■ Task brief
Search the records for "value". Copy every line where it appears.

■ Supplied records

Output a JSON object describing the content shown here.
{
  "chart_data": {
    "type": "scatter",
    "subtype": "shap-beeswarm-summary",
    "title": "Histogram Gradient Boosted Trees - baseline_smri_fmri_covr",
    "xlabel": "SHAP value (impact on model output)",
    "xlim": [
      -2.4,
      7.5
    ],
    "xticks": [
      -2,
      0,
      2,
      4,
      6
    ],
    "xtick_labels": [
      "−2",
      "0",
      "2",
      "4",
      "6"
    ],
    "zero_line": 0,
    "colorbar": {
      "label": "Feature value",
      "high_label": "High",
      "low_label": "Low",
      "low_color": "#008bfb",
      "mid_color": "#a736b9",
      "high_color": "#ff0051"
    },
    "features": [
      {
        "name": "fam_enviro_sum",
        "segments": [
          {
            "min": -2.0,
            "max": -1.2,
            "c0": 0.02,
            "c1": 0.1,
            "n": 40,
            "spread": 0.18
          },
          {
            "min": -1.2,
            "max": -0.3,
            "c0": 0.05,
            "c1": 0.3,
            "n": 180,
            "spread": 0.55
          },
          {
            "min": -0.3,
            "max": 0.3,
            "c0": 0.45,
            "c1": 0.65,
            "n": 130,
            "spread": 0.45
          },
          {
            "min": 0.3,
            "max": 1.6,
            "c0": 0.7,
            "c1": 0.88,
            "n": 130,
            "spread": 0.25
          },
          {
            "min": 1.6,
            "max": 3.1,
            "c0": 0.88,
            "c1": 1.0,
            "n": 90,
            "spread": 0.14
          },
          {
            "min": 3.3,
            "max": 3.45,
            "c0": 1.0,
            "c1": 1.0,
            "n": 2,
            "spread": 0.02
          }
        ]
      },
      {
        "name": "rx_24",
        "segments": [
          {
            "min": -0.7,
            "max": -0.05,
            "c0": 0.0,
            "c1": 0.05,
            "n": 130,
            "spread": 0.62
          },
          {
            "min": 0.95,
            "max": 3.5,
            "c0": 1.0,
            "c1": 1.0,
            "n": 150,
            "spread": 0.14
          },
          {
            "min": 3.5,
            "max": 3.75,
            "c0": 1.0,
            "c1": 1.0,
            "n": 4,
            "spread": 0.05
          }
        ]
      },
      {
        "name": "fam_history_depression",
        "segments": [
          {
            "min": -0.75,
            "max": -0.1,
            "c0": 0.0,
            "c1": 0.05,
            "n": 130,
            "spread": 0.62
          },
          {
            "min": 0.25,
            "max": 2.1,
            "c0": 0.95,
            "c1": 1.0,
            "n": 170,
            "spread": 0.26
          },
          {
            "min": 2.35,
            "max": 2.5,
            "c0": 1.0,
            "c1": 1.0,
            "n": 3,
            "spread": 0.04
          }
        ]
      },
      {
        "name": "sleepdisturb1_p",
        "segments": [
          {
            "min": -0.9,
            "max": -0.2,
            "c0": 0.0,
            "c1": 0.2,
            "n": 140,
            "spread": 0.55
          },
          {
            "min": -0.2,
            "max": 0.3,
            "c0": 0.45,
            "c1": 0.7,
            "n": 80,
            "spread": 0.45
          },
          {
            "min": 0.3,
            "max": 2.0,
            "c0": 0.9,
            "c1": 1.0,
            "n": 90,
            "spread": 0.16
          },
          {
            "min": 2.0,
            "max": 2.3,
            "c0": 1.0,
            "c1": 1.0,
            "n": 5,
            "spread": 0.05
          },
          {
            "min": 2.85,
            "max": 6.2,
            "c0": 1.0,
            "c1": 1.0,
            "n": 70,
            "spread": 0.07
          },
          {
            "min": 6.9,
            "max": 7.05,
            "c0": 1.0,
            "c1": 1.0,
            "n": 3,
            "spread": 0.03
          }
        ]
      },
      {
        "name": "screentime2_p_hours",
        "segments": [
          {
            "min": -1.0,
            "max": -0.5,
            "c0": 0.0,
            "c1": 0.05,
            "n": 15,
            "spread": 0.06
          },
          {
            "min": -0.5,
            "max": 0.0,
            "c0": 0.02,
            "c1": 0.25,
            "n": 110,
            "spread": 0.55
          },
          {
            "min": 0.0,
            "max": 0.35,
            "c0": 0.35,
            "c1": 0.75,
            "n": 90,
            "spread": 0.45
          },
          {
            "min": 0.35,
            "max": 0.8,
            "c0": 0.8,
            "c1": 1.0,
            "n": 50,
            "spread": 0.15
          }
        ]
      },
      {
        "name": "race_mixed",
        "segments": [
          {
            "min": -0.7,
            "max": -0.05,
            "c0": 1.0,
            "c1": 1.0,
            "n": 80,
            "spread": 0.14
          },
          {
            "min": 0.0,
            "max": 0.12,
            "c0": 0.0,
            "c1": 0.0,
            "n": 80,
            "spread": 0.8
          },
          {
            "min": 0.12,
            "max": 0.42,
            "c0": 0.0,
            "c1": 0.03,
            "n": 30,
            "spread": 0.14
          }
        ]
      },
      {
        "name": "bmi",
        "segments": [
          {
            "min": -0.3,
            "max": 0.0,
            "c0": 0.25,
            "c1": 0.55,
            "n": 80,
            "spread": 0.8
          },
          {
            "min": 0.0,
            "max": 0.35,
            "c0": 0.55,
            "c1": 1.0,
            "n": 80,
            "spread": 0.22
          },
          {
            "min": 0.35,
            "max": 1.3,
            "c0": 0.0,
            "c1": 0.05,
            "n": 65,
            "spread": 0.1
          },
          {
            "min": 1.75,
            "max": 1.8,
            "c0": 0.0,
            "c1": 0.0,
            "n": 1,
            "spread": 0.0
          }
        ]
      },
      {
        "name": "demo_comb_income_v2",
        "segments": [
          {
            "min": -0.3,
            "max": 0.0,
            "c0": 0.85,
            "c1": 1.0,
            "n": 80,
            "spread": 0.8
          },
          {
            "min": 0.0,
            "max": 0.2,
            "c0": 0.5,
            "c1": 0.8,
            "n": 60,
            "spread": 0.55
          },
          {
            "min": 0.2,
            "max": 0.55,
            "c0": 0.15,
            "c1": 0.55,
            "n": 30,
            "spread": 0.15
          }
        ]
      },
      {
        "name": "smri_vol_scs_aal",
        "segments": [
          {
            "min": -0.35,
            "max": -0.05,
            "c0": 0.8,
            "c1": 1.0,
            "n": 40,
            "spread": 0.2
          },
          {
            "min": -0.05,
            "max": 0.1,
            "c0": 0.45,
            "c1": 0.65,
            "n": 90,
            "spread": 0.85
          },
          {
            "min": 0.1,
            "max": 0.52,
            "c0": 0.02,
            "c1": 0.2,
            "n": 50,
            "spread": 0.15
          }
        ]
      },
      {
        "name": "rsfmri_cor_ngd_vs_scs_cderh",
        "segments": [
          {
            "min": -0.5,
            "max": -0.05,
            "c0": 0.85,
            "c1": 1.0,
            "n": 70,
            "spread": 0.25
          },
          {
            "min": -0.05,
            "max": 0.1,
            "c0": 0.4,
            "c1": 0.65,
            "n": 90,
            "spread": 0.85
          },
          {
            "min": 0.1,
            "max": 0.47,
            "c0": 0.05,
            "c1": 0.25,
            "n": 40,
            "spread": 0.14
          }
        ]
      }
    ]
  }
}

■ Completed task
    "xlabel": "SHAP value (impact on model output)",
      "label": "Feature value",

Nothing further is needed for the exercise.